Collected data
*****

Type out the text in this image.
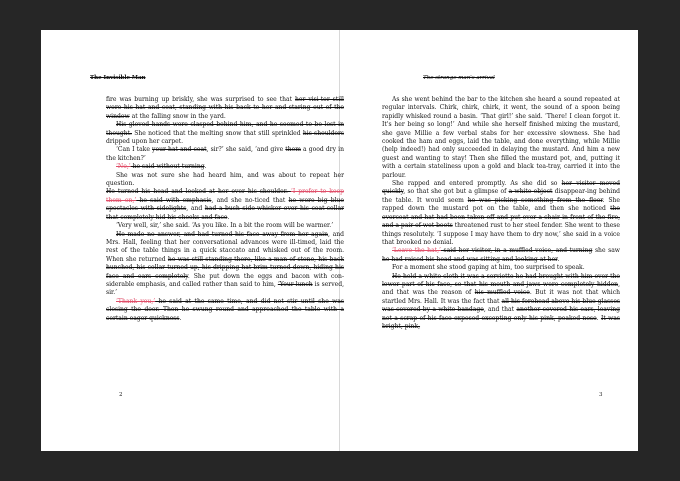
The Invisible Man

fire was burning up briskly, she was surprised to see that her visi-tor still wore his hat and coat, standing with his back to her and staring out of the window at the falling snow in the yard.

His gloved hands were clasped behind him, and he seemed to be lost in thought. She noticed that the melting snow that still sprinkled his shoulders dripped upon her carpet.

‘Can I take your hat and coat, sir?’ she said, ‘and give them a good dry in the kitchen?’

‘No,’ he said without turning.

She was not sure she had heard him, and was about to repeat her question.

He turned his head and looked at her over his shoulder. ‘I prefer to keep them on,’ he said with emphasis, and she no-ticed that he wore big blue spectacles with sidelights, and had a bush side-whisker over his coat-collar that completely hid his cheeks and face.

‘Very well, sir,’ she said. ‘As you like. In a bit the room will be warmer.’

He made no answer, and had turned his face away from her again, and Mrs. Hall, feeling that her conversational advances were ill-timed, laid the rest of the table things in a quick staccato and whisked out of the room. When she returned he was still standing there, like a man of stone, his back hunched, his collar turned up, his dripping hat-brim turned down, hiding his face and ears completely. She put down the eggs and bacon with con-siderable emphasis, and called rather than said to him, ‘Your lunch is served, sir.’

‘Thank you,’ he said at the same time, and did not stir until she was closing the door. Then he swung round and approached the table with a certain eager quickness.

2
The strange man's arrival

As she went behind the bar to the kitchen she heard a sound repeated at regular intervals. Chirk, chirk, chirk, it went, the sound of a spoon being rapidly whisked round a basin. ‘That girl!’ she said. ‘There! I clean forgot it. It's her being so long!’ And while she herself finished mixing the mustard, she gave Millie a few verbal stabs for her excessive slowness. She had cooked the ham and eggs, laid the table, and done everything, while Millie (help indeed!) had only succeeded in delaying the mustard. And him a new guest and wanting to stay! Then she filled the mustard pot, and, putting it with a certain stateliness upon a gold and black tea-tray, carried it into the parlour.

She rapped and entered promptly. As she did so her visitor moved quickly, so that she got but a glimpse of a white object disappear-ing behind the table. It would seem he was picking something from the floor. She rapped down the mustard pot on the table, and then she noticed the overcoat and hat had been taken off and put over a chair in front of the fire, and a pair of wet boots threatened rust to her steel fender. She went to these things resolutely. ‘I suppose I may have them to dry now,’ she said in a voice that brooked no denial.

‘Leave the hat,’ said her visitor, in a muffled voice, and turning she saw he had raised his head and was sitting and looking at her.

For a moment she stood gaping at him, too surprised to speak.

He held a white cloth it was a serviette he had brought with him over the lower part of his face, so that his mouth and jaws were completely hidden, and that was the reason of his muffled voice. But it was not that which startled Mrs. Hall. It was the fact that all his forehead above his blue glasses was covered by a white bandage, and that another covered his ears, leaving not a scrap of his face exposed excepting only his pink, peaked nose. It was bright, pink,

3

*****

**Exercise**
Return each line in the records that holds the string "snow".

**Output for this exercise**
fire was burning up briskly, she was surprised to see that her visi-tor still wore his hat and coat, standing with his back to her and staring out of the window at the falling snow in the yard.
His gloved hands were clasped behind him, and he seemed to be lost in thought. She noticed that the melting snow that still sprinkled his shoulders dripped upon her carpet.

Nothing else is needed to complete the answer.